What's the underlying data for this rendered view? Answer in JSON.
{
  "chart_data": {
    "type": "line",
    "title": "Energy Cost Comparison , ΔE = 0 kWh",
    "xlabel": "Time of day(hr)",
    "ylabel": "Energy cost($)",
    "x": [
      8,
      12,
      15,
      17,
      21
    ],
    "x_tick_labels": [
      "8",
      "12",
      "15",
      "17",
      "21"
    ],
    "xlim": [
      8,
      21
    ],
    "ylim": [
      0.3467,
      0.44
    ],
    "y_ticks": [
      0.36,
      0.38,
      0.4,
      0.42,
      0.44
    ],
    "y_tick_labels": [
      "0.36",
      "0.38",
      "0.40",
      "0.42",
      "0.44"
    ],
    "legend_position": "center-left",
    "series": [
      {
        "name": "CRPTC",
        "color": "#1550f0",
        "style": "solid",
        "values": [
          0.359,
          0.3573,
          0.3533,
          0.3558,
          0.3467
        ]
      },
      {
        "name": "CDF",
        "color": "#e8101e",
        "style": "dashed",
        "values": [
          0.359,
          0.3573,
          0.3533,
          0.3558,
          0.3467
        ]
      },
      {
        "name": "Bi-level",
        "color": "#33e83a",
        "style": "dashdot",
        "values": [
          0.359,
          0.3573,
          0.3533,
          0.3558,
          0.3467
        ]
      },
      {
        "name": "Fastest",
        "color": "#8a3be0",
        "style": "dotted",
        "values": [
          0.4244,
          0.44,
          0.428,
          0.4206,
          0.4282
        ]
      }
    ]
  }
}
━━━━
_To do_.
Filter the listing above for the string "color" and copy every matching line.

_Problem solution_.
        "color": "#1550f0",
        "color": "#e8101e",
        "color": "#33e83a",
        "color": "#8a3be0",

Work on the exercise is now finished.